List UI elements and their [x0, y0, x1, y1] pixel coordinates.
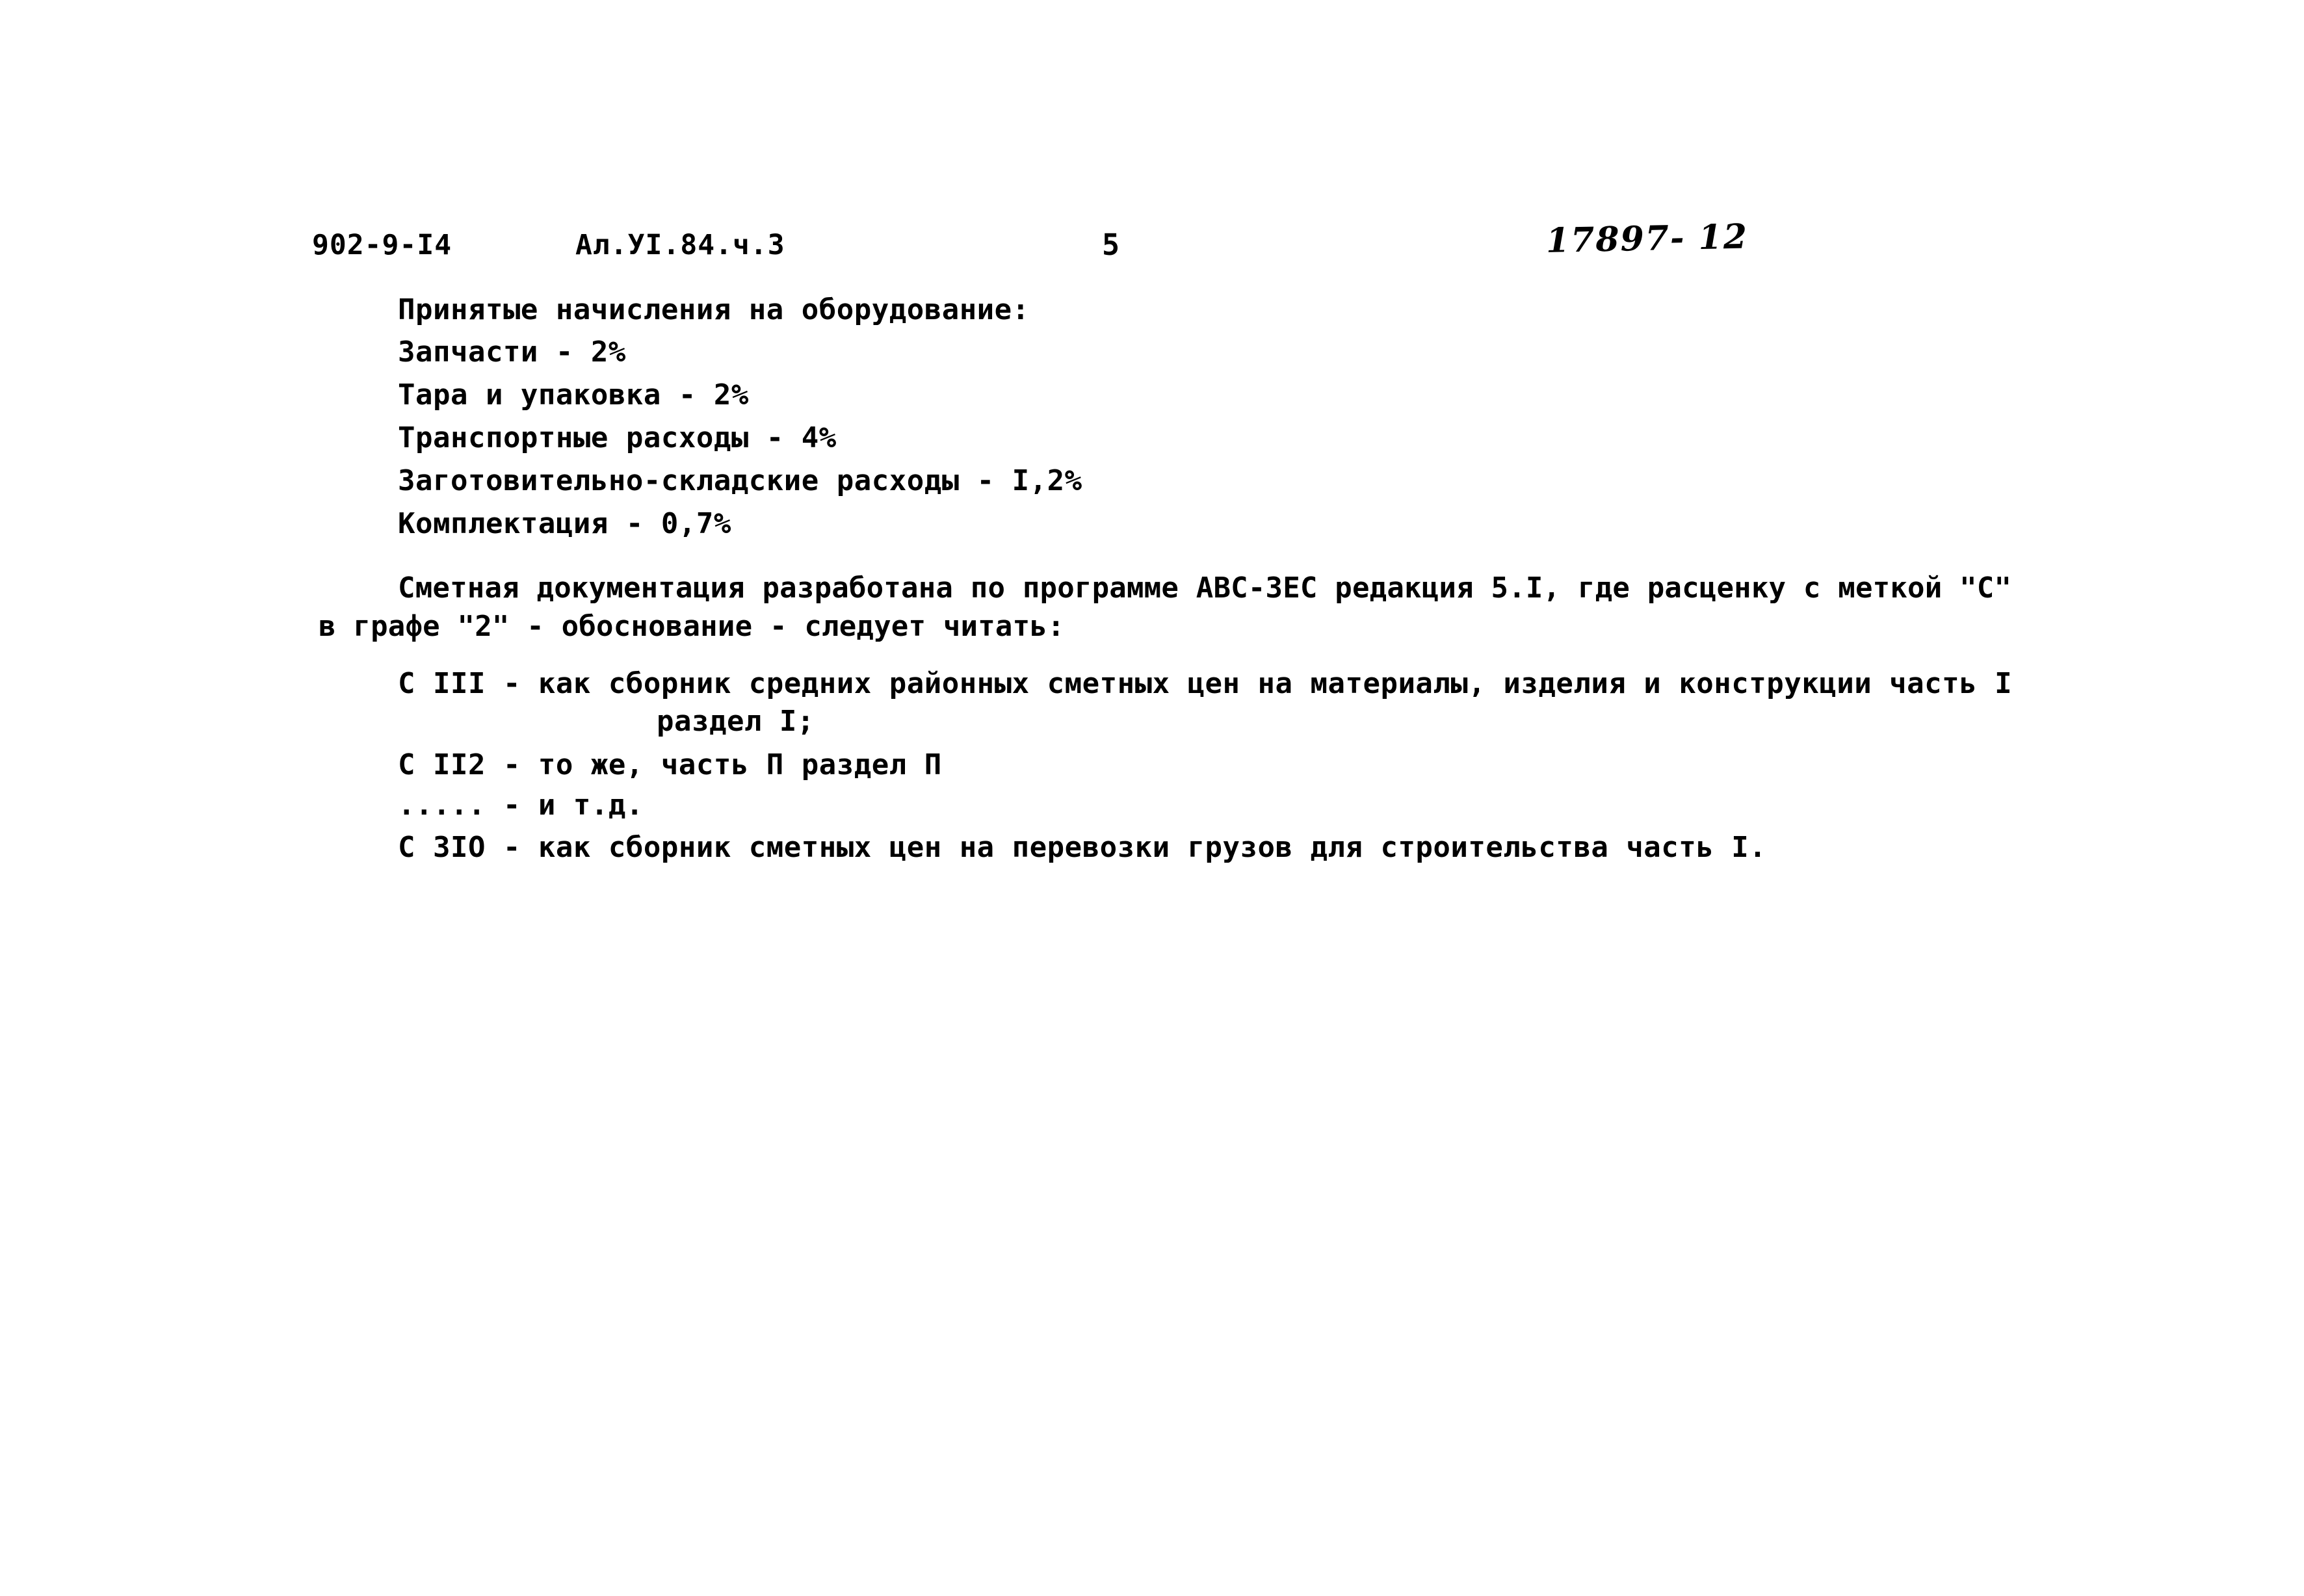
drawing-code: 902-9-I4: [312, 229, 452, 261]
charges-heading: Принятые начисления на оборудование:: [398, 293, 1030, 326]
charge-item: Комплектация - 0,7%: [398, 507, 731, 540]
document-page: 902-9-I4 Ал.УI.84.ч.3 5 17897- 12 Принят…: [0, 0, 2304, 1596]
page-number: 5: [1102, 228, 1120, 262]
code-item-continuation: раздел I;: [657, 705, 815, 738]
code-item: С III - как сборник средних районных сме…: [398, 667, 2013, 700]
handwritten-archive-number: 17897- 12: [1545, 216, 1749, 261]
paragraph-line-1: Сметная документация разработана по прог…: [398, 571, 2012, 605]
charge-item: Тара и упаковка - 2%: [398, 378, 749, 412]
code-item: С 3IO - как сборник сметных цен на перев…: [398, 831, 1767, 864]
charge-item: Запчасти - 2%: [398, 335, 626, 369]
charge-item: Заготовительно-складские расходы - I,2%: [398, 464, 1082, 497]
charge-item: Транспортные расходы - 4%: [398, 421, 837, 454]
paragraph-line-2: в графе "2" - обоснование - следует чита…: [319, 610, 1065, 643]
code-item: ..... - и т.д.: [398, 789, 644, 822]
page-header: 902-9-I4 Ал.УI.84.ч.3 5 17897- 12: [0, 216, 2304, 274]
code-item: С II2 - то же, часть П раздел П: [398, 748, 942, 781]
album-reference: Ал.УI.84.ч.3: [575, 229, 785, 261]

What to do: Identify every line of the items above that contains the string "page", and copy each such line in full. The match is case-sensitive.

The result:
document-page: 902-9-I4 Ал.УI.84.ч.3 5 17897- 12 Принят…: [0, 0, 2304, 1596]
page-number: 5: [1102, 228, 1120, 262]
page-header: 902-9-I4 Ал.УI.84.ч.3 5 17897- 12: [0, 216, 2304, 274]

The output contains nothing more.